BEGIN Data provided
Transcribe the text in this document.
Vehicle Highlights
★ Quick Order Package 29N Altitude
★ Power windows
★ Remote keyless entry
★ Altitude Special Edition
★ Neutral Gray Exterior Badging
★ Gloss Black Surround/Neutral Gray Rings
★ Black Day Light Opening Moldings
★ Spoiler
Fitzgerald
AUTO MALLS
END Data provided
Gather all lines from the listing above in which "Gray" occurs.

■ **Result**
★ Neutral Gray Exterior Badging
★ Gloss Black Surround/Neutral Gray Rings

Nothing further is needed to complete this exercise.